== EXTRACTED RECORDS ==
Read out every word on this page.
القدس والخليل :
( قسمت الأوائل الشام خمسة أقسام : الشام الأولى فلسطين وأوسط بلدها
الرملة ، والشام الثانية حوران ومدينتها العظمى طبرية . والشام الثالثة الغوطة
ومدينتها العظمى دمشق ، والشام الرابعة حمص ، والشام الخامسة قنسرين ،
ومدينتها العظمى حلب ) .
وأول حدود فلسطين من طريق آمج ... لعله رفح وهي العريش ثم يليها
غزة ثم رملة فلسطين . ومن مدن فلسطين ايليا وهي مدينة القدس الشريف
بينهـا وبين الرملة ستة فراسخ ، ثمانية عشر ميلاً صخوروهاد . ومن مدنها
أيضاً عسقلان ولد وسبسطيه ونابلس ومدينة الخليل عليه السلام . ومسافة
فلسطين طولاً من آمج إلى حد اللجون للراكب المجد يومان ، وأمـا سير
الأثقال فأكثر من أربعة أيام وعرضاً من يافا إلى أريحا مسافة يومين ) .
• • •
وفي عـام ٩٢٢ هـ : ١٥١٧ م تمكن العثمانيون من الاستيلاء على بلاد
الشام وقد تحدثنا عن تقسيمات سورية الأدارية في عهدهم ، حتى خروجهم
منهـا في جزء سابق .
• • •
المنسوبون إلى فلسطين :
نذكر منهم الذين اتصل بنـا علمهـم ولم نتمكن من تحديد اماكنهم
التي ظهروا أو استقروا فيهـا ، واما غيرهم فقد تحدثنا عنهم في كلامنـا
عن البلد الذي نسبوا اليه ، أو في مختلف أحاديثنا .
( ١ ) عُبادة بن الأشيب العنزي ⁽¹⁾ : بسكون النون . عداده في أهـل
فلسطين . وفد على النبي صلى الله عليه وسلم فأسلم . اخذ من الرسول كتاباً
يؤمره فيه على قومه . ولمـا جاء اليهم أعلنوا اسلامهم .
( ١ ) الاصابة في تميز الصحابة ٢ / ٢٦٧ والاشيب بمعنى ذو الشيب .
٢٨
===
== EXTRACTED RECORDS ==
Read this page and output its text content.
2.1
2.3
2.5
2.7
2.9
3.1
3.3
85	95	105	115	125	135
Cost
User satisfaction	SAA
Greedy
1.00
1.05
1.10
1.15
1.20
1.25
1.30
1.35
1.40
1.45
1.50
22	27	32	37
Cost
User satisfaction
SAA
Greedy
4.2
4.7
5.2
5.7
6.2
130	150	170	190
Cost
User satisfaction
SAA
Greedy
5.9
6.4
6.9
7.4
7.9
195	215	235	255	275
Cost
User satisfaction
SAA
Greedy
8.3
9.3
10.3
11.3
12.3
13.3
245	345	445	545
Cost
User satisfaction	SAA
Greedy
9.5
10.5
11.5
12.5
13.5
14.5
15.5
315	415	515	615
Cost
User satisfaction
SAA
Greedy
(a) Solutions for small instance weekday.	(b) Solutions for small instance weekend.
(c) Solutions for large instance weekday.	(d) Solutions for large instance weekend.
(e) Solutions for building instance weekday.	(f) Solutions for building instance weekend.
===
## [GOAL]
Gather every line containing the word "this" and copy it.

## [ANSWER TO THE TASK]
Read out every word on this page.
Read this page and output its text content.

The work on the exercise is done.